REQUIREMENTS =>
Copy each line of the data below exactly, leaving out pictures.

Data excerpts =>
--*--

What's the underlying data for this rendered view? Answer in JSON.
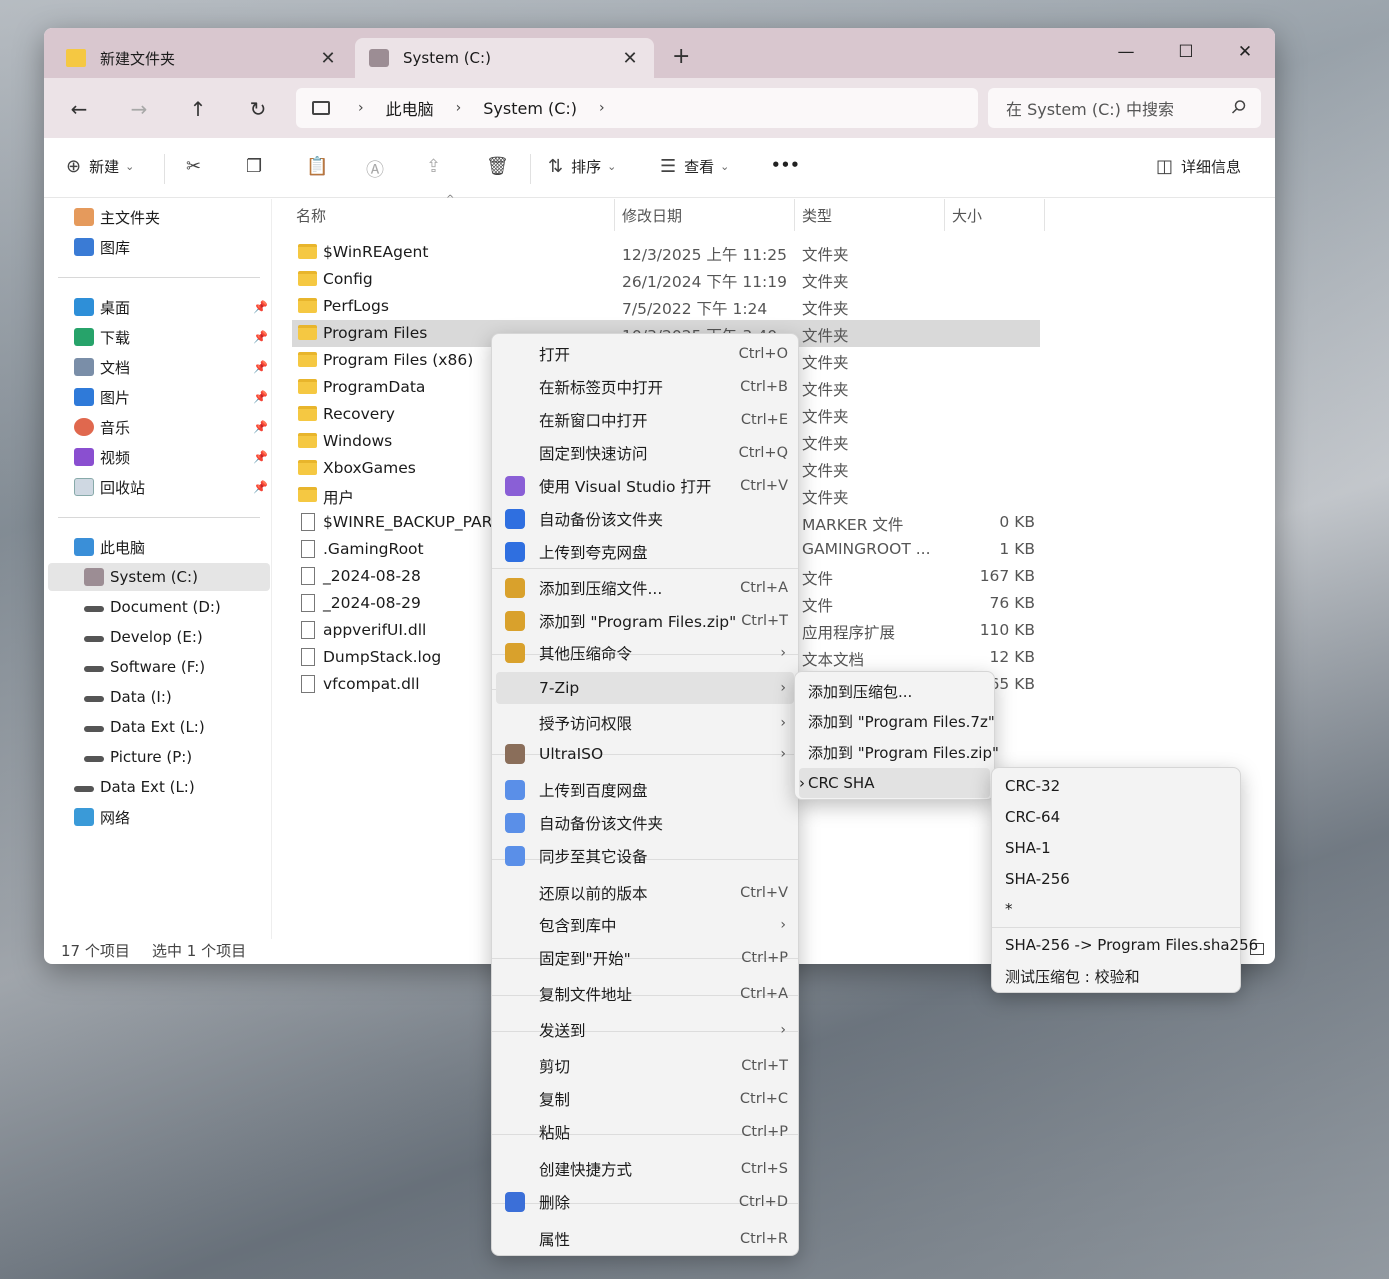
{
  "titlebar": {
    "tabs": [
      {
        "label": "新建文件夹",
        "close": "✕"
      },
      {
        "label": "System (C:)",
        "close": "✕"
      }
    ],
    "new_tab": "+",
    "controls": {
      "minimize": "—",
      "maximize": "☐",
      "close": "✕"
    }
  },
  "nav": {
    "back": "←",
    "forward": "→",
    "up": "↑",
    "refresh": "↻",
    "breadcrumb": [
      "此电脑",
      "System (C:)"
    ],
    "sep": "›",
    "search_placeholder": "在 System (C:) 中搜索"
  },
  "toolbar": {
    "new_label": "新建",
    "sort_label": "排序",
    "view_label": "查看",
    "more": "•••",
    "details_label": "详细信息"
  },
  "sidebar": {
    "top": [
      {
        "label": "主文件夹"
      },
      {
        "label": "图库"
      }
    ],
    "pinned": [
      {
        "label": "桌面"
      },
      {
        "label": "下载"
      },
      {
        "label": "文档"
      },
      {
        "label": "图片"
      },
      {
        "label": "音乐"
      },
      {
        "label": "视频"
      },
      {
        "label": "回收站"
      }
    ],
    "this_pc": "此电脑",
    "drives": [
      {
        "label": "System (C:)"
      },
      {
        "label": "Document (D:)"
      },
      {
        "label": "Develop (E:)"
      },
      {
        "label": "Software (F:)"
      },
      {
        "label": "Data (I:)"
      },
      {
        "label": "Data Ext (L:)"
      },
      {
        "label": "Picture (P:)"
      }
    ],
    "data_ext": "Data Ext (L:)",
    "network": "网络"
  },
  "columns": {
    "name": "名称",
    "date": "修改日期",
    "type": "类型",
    "size": "大小"
  },
  "files": [
    {
      "name": "$WinREAgent",
      "date": "12/3/2025 上午 11:25",
      "type": "文件夹",
      "size": "",
      "kind": "folder"
    },
    {
      "name": "Config",
      "date": "26/1/2024 下午 11:19",
      "type": "文件夹",
      "size": "",
      "kind": "folder"
    },
    {
      "name": "PerfLogs",
      "date": "7/5/2022 下午 1:24",
      "type": "文件夹",
      "size": "",
      "kind": "folder"
    },
    {
      "name": "Program Files",
      "date": "10/3/2025 下午 3:40",
      "type": "文件夹",
      "size": "",
      "kind": "folder"
    },
    {
      "name": "Program Files (x86)",
      "date": "",
      "type": "文件夹",
      "size": "",
      "kind": "folder"
    },
    {
      "name": "ProgramData",
      "date": "",
      "type": "文件夹",
      "size": "",
      "kind": "folder"
    },
    {
      "name": "Recovery",
      "date": "",
      "type": "文件夹",
      "size": "",
      "kind": "folder"
    },
    {
      "name": "Windows",
      "date": "",
      "type": "文件夹",
      "size": "",
      "kind": "folder"
    },
    {
      "name": "XboxGames",
      "date": "",
      "type": "文件夹",
      "size": "",
      "kind": "folder"
    },
    {
      "name": "用户",
      "date": "",
      "type": "文件夹",
      "size": "",
      "kind": "folder"
    },
    {
      "name": "$WINRE_BACKUP_PART",
      "date": "",
      "type": "MARKER 文件",
      "size": "0 KB",
      "kind": "file"
    },
    {
      "name": ".GamingRoot",
      "date": "",
      "type": "GAMINGROOT ...",
      "size": "1 KB",
      "kind": "file"
    },
    {
      "name": "_2024-08-28",
      "date": "",
      "type": "文件",
      "size": "167 KB",
      "kind": "file"
    },
    {
      "name": "_2024-08-29",
      "date": "",
      "type": "文件",
      "size": "76 KB",
      "kind": "file"
    },
    {
      "name": "appverifUI.dll",
      "date": "",
      "type": "应用程序扩展",
      "size": "110 KB",
      "kind": "file"
    },
    {
      "name": "DumpStack.log",
      "date": "",
      "type": "文本文档",
      "size": "12 KB",
      "kind": "file"
    },
    {
      "name": "vfcompat.dll",
      "date": "",
      "type": "",
      "size": "65 KB",
      "kind": "file"
    }
  ],
  "status": {
    "count": "17 个项目",
    "selected": "选中 1 个项目"
  },
  "context_menu": [
    {
      "label": "打开",
      "shortcut": "Ctrl+O"
    },
    {
      "label": "在新标签页中打开",
      "shortcut": "Ctrl+B"
    },
    {
      "label": "在新窗口中打开",
      "shortcut": "Ctrl+E"
    },
    {
      "label": "固定到快速访问",
      "shortcut": "Ctrl+Q"
    },
    {
      "label": "使用 Visual Studio 打开",
      "shortcut": "Ctrl+V"
    },
    {
      "label": "自动备份该文件夹",
      "shortcut": ""
    },
    {
      "label": "上传到夸克网盘",
      "shortcut": ""
    },
    {
      "label": "添加到压缩文件...",
      "shortcut": "Ctrl+A"
    },
    {
      "label": "添加到 \"Program Files.zip\"",
      "shortcut": "Ctrl+T"
    },
    {
      "label": "其他压缩命令",
      "shortcut": "›"
    },
    {
      "label": "7-Zip",
      "shortcut": "›"
    },
    {
      "label": "授予访问权限",
      "shortcut": "›"
    },
    {
      "label": "UltraISO",
      "shortcut": "›"
    },
    {
      "label": "上传到百度网盘",
      "shortcut": ""
    },
    {
      "label": "自动备份该文件夹",
      "shortcut": ""
    },
    {
      "label": "同步至其它设备",
      "shortcut": ""
    },
    {
      "label": "还原以前的版本",
      "shortcut": "Ctrl+V"
    },
    {
      "label": "包含到库中",
      "shortcut": "›"
    },
    {
      "label": "固定到\"开始\"",
      "shortcut": "Ctrl+P"
    },
    {
      "label": "复制文件地址",
      "shortcut": "Ctrl+A"
    },
    {
      "label": "发送到",
      "shortcut": "›"
    },
    {
      "label": "剪切",
      "shortcut": "Ctrl+T"
    },
    {
      "label": "复制",
      "shortcut": "Ctrl+C"
    },
    {
      "label": "粘贴",
      "shortcut": "Ctrl+P"
    },
    {
      "label": "创建快捷方式",
      "shortcut": "Ctrl+S"
    },
    {
      "label": "删除",
      "shortcut": "Ctrl+D"
    },
    {
      "label": "属性",
      "shortcut": "Ctrl+R"
    }
  ],
  "zip_submenu": [
    {
      "label": "添加到压缩包..."
    },
    {
      "label": "添加到 \"Program Files.7z\""
    },
    {
      "label": "添加到 \"Program Files.zip\""
    },
    {
      "label": "CRC SHA",
      "arrow": "›"
    }
  ],
  "crc_submenu": [
    {
      "label": "CRC-32"
    },
    {
      "label": "CRC-64"
    },
    {
      "label": "SHA-1"
    },
    {
      "label": "SHA-256"
    },
    {
      "label": "*"
    },
    {
      "label": "SHA-256 -> Program Files.sha256"
    },
    {
      "label": "测试压缩包 : 校验和"
    }
  ],
  "colors": {
    "folder": "#f5c842",
    "selection": "#d9d9d9",
    "titlebar": "#d9c7cf"
  }
}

--*--

EXERCISE RESPONSE =>
What's the underlying data for this rendered view? Answer in JSON.
{
  "titlebar": {
    "tabs": [
      {
        "label": "新建文件夹",
        "close": "✕"
      },
      {
        "label": "System (C:)",
        "close": "✕"
      }
    ],
    "new_tab": "+",
    "controls": {
      "minimize": "—",
      "maximize": "☐",
      "close": "✕"
    }
  },
  "nav": {
    "back": "←",
    "forward": "→",
    "up": "↑",
    "refresh": "↻",
    "breadcrumb": [
      "此电脑",
      "System (C:)"
    ],
    "sep": "›",
    "search_placeholder": "在 System (C:) 中搜索"
  },
  "toolbar": {
    "new_label": "新建",
    "sort_label": "排序",
    "view_label": "查看",
    "more": "•••",
    "details_label": "详细信息"
  },
  "sidebar": {
    "top": [
      {
        "label": "主文件夹"
      },
      {
        "label": "图库"
      }
    ],
    "pinned": [
      {
        "label": "桌面"
      },
      {
        "label": "下载"
      },
      {
        "label": "文档"
      },
      {
        "label": "图片"
      },
      {
        "label": "音乐"
      },
      {
        "label": "视频"
      },
      {
        "label": "回收站"
      }
    ],
    "this_pc": "此电脑",
    "drives": [
      {
        "label": "System (C:)"
      },
      {
        "label": "Document (D:)"
      },
      {
        "label": "Develop (E:)"
      },
      {
        "label": "Software (F:)"
      },
      {
        "label": "Data (I:)"
      },
      {
        "label": "Data Ext (L:)"
      },
      {
        "label": "Picture (P:)"
      }
    ],
    "data_ext": "Data Ext (L:)",
    "network": "网络"
  },
  "columns": {
    "name": "名称",
    "date": "修改日期",
    "type": "类型",
    "size": "大小"
  },
  "files": [
    {
      "name": "$WinREAgent",
      "date": "12/3/2025 上午 11:25",
      "type": "文件夹",
      "size": "",
      "kind": "folder"
    },
    {
      "name": "Config",
      "date": "26/1/2024 下午 11:19",
      "type": "文件夹",
      "size": "",
      "kind": "folder"
    },
    {
      "name": "PerfLogs",
      "date": "7/5/2022 下午 1:24",
      "type": "文件夹",
      "size": "",
      "kind": "folder"
    },
    {
      "name": "Program Files",
      "date": "10/3/2025 下午 3:40",
      "type": "文件夹",
      "size": "",
      "kind": "folder"
    },
    {
      "name": "Program Files (x86)",
      "date": "",
      "type": "文件夹",
      "size": "",
      "kind": "folder"
    },
    {
      "name": "ProgramData",
      "date": "",
      "type": "文件夹",
      "size": "",
      "kind": "folder"
    },
    {
      "name": "Recovery",
      "date": "",
      "type": "文件夹",
      "size": "",
      "kind": "folder"
    },
    {
      "name": "Windows",
      "date": "",
      "type": "文件夹",
      "size": "",
      "kind": "folder"
    },
    {
      "name": "XboxGames",
      "date": "",
      "type": "文件夹",
      "size": "",
      "kind": "folder"
    },
    {
      "name": "用户",
      "date": "",
      "type": "文件夹",
      "size": "",
      "kind": "folder"
    },
    {
      "name": "$WINRE_BACKUP_PART",
      "date": "",
      "type": "MARKER 文件",
      "size": "0 KB",
      "kind": "file"
    },
    {
      "name": ".GamingRoot",
      "date": "",
      "type": "GAMINGROOT ...",
      "size": "1 KB",
      "kind": "file"
    },
    {
      "name": "_2024-08-28",
      "date": "",
      "type": "文件",
      "size": "167 KB",
      "kind": "file"
    },
    {
      "name": "_2024-08-29",
      "date": "",
      "type": "文件",
      "size": "76 KB",
      "kind": "file"
    },
    {
      "name": "appverifUI.dll",
      "date": "",
      "type": "应用程序扩展",
      "size": "110 KB",
      "kind": "file"
    },
    {
      "name": "DumpStack.log",
      "date": "",
      "type": "文本文档",
      "size": "12 KB",
      "kind": "file"
    },
    {
      "name": "vfcompat.dll",
      "date": "",
      "type": "",
      "size": "65 KB",
      "kind": "file"
    }
  ],
  "status": {
    "count": "17 个项目",
    "selected": "选中 1 个项目"
  },
  "context_menu": [
    {
      "label": "打开",
      "shortcut": "Ctrl+O"
    },
    {
      "label": "在新标签页中打开",
      "shortcut": "Ctrl+B"
    },
    {
      "label": "在新窗口中打开",
      "shortcut": "Ctrl+E"
    },
    {
      "label": "固定到快速访问",
      "shortcut": "Ctrl+Q"
    },
    {
      "label": "使用 Visual Studio 打开",
      "shortcut": "Ctrl+V"
    },
    {
      "label": "自动备份该文件夹",
      "shortcut": ""
    },
    {
      "label": "上传到夸克网盘",
      "shortcut": ""
    },
    {
      "label": "添加到压缩文件...",
      "shortcut": "Ctrl+A"
    },
    {
      "label": "添加到 \"Program Files.zip\"",
      "shortcut": "Ctrl+T"
    },
    {
      "label": "其他压缩命令",
      "shortcut": "›"
    },
    {
      "label": "7-Zip",
      "shortcut": "›"
    },
    {
      "label": "授予访问权限",
      "shortcut": "›"
    },
    {
      "label": "UltraISO",
      "shortcut": "›"
    },
    {
      "label": "上传到百度网盘",
      "shortcut": ""
    },
    {
      "label": "自动备份该文件夹",
      "shortcut": ""
    },
    {
      "label": "同步至其它设备",
      "shortcut": ""
    },
    {
      "label": "还原以前的版本",
      "shortcut": "Ctrl+V"
    },
    {
      "label": "包含到库中",
      "shortcut": "›"
    },
    {
      "label": "固定到\"开始\"",
      "shortcut": "Ctrl+P"
    },
    {
      "label": "复制文件地址",
      "shortcut": "Ctrl+A"
    },
    {
      "label": "发送到",
      "shortcut": "›"
    },
    {
      "label": "剪切",
      "shortcut": "Ctrl+T"
    },
    {
      "label": "复制",
      "shortcut": "Ctrl+C"
    },
    {
      "label": "粘贴",
      "shortcut": "Ctrl+P"
    },
    {
      "label": "创建快捷方式",
      "shortcut": "Ctrl+S"
    },
    {
      "label": "删除",
      "shortcut": "Ctrl+D"
    },
    {
      "label": "属性",
      "shortcut": "Ctrl+R"
    }
  ],
  "zip_submenu": [
    {
      "label": "添加到压缩包..."
    },
    {
      "label": "添加到 \"Program Files.7z\""
    },
    {
      "label": "添加到 \"Program Files.zip\""
    },
    {
      "label": "CRC SHA",
      "arrow": "›"
    }
  ],
  "crc_submenu": [
    {
      "label": "CRC-32"
    },
    {
      "label": "CRC-64"
    },
    {
      "label": "SHA-1"
    },
    {
      "label": "SHA-256"
    },
    {
      "label": "*"
    },
    {
      "label": "SHA-256 -> Program Files.sha256"
    },
    {
      "label": "测试压缩包 : 校验和"
    }
  ],
  "colors": {
    "folder": "#f5c842",
    "selection": "#d9d9d9",
    "titlebar": "#d9c7cf"
  }
}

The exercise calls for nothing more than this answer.